### BRIEF
Can you write out all of the material below, word for word?

--- start DATA FOR THIS TASK ---

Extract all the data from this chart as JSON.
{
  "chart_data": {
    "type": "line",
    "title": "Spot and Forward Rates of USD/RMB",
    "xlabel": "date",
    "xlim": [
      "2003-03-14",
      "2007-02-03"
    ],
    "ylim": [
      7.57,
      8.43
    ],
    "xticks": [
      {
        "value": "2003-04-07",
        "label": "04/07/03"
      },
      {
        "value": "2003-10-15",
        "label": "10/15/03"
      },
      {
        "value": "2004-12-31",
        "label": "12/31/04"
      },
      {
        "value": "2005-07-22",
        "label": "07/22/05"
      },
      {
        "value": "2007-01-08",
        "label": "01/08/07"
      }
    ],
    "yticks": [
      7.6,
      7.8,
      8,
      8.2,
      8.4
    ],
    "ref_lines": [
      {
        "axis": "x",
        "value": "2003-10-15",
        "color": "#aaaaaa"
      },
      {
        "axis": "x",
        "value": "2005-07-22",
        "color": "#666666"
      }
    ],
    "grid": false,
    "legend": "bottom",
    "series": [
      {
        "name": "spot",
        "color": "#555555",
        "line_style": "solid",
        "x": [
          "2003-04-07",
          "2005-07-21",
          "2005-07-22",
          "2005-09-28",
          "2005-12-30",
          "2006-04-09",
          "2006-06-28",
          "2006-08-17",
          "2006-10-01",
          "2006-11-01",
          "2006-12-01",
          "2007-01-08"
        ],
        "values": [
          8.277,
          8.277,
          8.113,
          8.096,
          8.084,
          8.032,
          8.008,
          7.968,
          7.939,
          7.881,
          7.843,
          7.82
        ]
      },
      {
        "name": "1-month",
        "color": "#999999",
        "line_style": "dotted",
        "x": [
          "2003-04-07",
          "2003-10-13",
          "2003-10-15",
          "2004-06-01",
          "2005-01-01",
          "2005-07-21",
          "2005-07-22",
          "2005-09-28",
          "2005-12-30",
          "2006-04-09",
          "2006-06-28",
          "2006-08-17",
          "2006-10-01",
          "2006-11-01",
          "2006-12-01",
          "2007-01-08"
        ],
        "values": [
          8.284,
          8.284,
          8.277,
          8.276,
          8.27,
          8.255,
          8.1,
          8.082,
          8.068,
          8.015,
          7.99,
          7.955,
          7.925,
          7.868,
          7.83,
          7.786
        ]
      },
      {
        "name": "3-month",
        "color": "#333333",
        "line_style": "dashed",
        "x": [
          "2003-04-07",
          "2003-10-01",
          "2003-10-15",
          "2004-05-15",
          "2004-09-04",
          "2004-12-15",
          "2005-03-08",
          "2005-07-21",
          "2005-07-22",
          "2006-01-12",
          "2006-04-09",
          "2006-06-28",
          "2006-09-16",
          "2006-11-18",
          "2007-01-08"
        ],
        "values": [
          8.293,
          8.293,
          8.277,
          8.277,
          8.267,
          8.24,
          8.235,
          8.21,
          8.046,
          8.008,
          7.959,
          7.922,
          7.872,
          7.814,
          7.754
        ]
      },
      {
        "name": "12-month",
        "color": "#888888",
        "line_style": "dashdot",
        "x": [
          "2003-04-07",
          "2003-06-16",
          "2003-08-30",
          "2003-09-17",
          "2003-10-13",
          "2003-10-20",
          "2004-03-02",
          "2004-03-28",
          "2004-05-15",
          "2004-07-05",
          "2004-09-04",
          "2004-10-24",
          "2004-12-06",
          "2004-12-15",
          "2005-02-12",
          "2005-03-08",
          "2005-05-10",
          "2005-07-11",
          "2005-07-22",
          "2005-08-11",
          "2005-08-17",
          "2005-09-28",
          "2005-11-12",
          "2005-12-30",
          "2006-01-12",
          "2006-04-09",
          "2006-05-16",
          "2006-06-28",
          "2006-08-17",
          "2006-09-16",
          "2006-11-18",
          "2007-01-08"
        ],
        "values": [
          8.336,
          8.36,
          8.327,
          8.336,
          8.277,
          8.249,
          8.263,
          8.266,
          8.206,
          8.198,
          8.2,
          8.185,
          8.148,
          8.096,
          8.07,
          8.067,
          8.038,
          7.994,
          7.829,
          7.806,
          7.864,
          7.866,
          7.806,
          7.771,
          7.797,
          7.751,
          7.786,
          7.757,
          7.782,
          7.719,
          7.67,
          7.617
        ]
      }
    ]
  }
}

--- end DATA FOR THIS TASK ---

### COMPLETE ANSWER
Extract all the data from this chart as JSON.
{
  "chart_data": {
    "type": "line",
    "title": "Spot and Forward Rates of USD/RMB",
    "xlabel": "date",
    "xlim": [
      "2003-03-14",
      "2007-02-03"
    ],
    "ylim": [
      7.57,
      8.43
    ],
    "xticks": [
      {
        "value": "2003-04-07",
        "label": "04/07/03"
      },
      {
        "value": "2003-10-15",
        "label": "10/15/03"
      },
      {
        "value": "2004-12-31",
        "label": "12/31/04"
      },
      {
        "value": "2005-07-22",
        "label": "07/22/05"
      },
      {
        "value": "2007-01-08",
        "label": "01/08/07"
      }
    ],
    "yticks": [
      7.6,
      7.8,
      8,
      8.2,
      8.4
    ],
    "ref_lines": [
      {
        "axis": "x",
        "value": "2003-10-15",
        "color": "#aaaaaa"
      },
      {
        "axis": "x",
        "value": "2005-07-22",
        "color": "#666666"
      }
    ],
    "grid": false,
    "legend": "bottom",
    "series": [
      {
        "name": "spot",
        "color": "#555555",
        "line_style": "solid",
        "x": [
          "2003-04-07",
          "2005-07-21",
          "2005-07-22",
          "2005-09-28",
          "2005-12-30",
          "2006-04-09",
          "2006-06-28",
          "2006-08-17",
          "2006-10-01",
          "2006-11-01",
          "2006-12-01",
          "2007-01-08"
        ],
        "values": [
          8.277,
          8.277,
          8.113,
          8.096,
          8.084,
          8.032,
          8.008,
          7.968,
          7.939,
          7.881,
          7.843,
          7.82
        ]
      },
      {
        "name": "1-month",
        "color": "#999999",
        "line_style": "dotted",
        "x": [
          "2003-04-07",
          "2003-10-13",
          "2003-10-15",
          "2004-06-01",
          "2005-01-01",
          "2005-07-21",
          "2005-07-22",
          "2005-09-28",
          "2005-12-30",
          "2006-04-09",
          "2006-06-28",
          "2006-08-17",
          "2006-10-01",
          "2006-11-01",
          "2006-12-01",
          "2007-01-08"
        ],
        "values": [
          8.284,
          8.284,
          8.277,
          8.276,
          8.27,
          8.255,
          8.1,
          8.082,
          8.068,
          8.015,
          7.99,
          7.955,
          7.925,
          7.868,
          7.83,
          7.786
        ]
      },
      {
        "name": "3-month",
        "color": "#333333",
        "line_style": "dashed",
        "x": [
          "2003-04-07",
          "2003-10-01",
          "2003-10-15",
          "2004-05-15",
          "2004-09-04",
          "2004-12-15",
          "2005-03-08",
          "2005-07-21",
          "2005-07-22",
          "2006-01-12",
          "2006-04-09",
          "2006-06-28",
          "2006-09-16",
          "2006-11-18",
          "2007-01-08"
        ],
        "values": [
          8.293,
          8.293,
          8.277,
          8.277,
          8.267,
          8.24,
          8.235,
          8.21,
          8.046,
          8.008,
          7.959,
          7.922,
          7.872,
          7.814,
          7.754
        ]
      },
      {
        "name": "12-month",
        "color": "#888888",
        "line_style": "dashdot",
        "x": [
          "2003-04-07",
          "2003-06-16",
          "2003-08-30",
          "2003-09-17",
          "2003-10-13",
          "2003-10-20",
          "2004-03-02",
          "2004-03-28",
          "2004-05-15",
          "2004-07-05",
          "2004-09-04",
          "2004-10-24",
          "2004-12-06",
          "2004-12-15",
          "2005-02-12",
          "2005-03-08",
          "2005-05-10",
          "2005-07-11",
          "2005-07-22",
          "2005-08-11",
          "2005-08-17",
          "2005-09-28",
          "2005-11-12",
          "2005-12-30",
          "2006-01-12",
          "2006-04-09",
          "2006-05-16",
          "2006-06-28",
          "2006-08-17",
          "2006-09-16",
          "2006-11-18",
          "2007-01-08"
        ],
        "values": [
          8.336,
          8.36,
          8.327,
          8.336,
          8.277,
          8.249,
          8.263,
          8.266,
          8.206,
          8.198,
          8.2,
          8.185,
          8.148,
          8.096,
          8.07,
          8.067,
          8.038,
          7.994,
          7.829,
          7.806,
          7.864,
          7.866,
          7.806,
          7.771,
          7.797,
          7.751,
          7.786,
          7.757,
          7.782,
          7.719,
          7.67,
          7.617
        ]
      }
    ]
  }
}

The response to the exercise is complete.